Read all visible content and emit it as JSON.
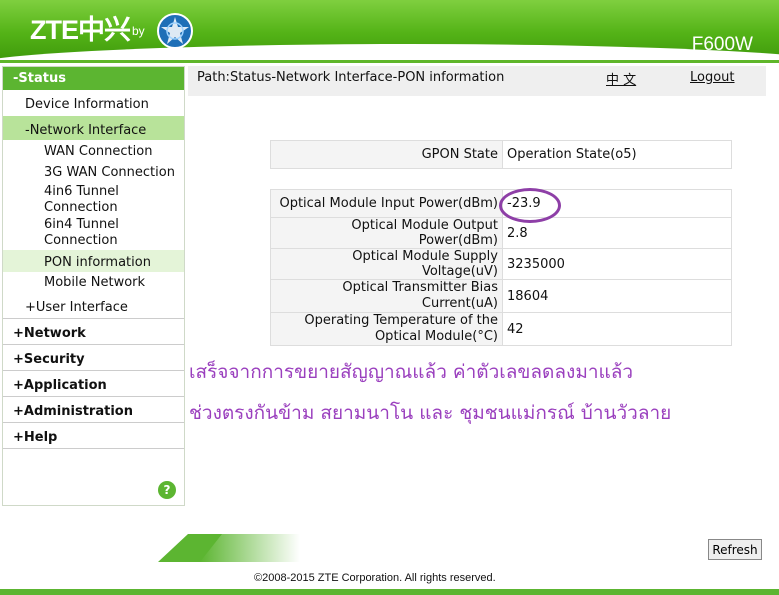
{
  "header": {
    "logo": "ZTE中兴",
    "by": "by",
    "model": "F600W"
  },
  "sidebar": {
    "status": "-Status",
    "device_information": "Device Information",
    "network_interface": "-Network Interface",
    "wan_connection": "WAN Connection",
    "wan_3g": "3G WAN Connection",
    "tunnel_4in6_line1": "4in6 Tunnel",
    "tunnel_4in6_line2": "Connection",
    "tunnel_6in4_line1": "6in4 Tunnel",
    "tunnel_6in4_line2": "Connection",
    "pon_information": "PON information",
    "mobile_network": "Mobile Network",
    "user_interface": "+User Interface",
    "network": "+Network",
    "security": "+Security",
    "application": "+Application",
    "administration": "+Administration",
    "help": "+Help",
    "help_icon": "?"
  },
  "main": {
    "path": "Path:Status-Network Interface-PON information",
    "lang": "中 文",
    "logout": "Logout",
    "gpon": {
      "label": "GPON State",
      "value": "Operation State(o5)"
    },
    "rows": [
      {
        "label": "Optical Module Input Power(dBm)",
        "value": "-23.9"
      },
      {
        "label": "Optical Module Output Power(dBm)",
        "value": "2.8"
      },
      {
        "label": "Optical Module Supply Voltage(uV)",
        "value": "3235000"
      },
      {
        "label_line1": "Optical Transmitter Bias",
        "label_line2": "Current(uA)",
        "value": "18604"
      },
      {
        "label_line1": "Operating Temperature of the",
        "label_line2": "Optical Module(°C)",
        "value": "42"
      }
    ],
    "thai_line1": "เสร็จจากการขยายสัญญาณแล้ว ค่าตัวเลขลดลงมาแล้ว",
    "thai_line2": "ช่วงตรงกันข้าม สยามนาโน และ ชุมชนแม่กรณ์ บ้านวัวลาย"
  },
  "footer": {
    "refresh": "Refresh",
    "copyright": "©2008-2015 ZTE Corporation. All rights reserved."
  },
  "colors": {
    "brand_green": "#5cb531",
    "highlight": "#b8e39a",
    "annotation_purple": "#9a3fbe"
  }
}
══════════
[Exercise task]: Every line in the data that holds "Power" should be copied out.

[Response for this exercise]:
        "label": "Optical Module Input Power(dBm)",
        "label": "Optical Module Output Power(dBm)",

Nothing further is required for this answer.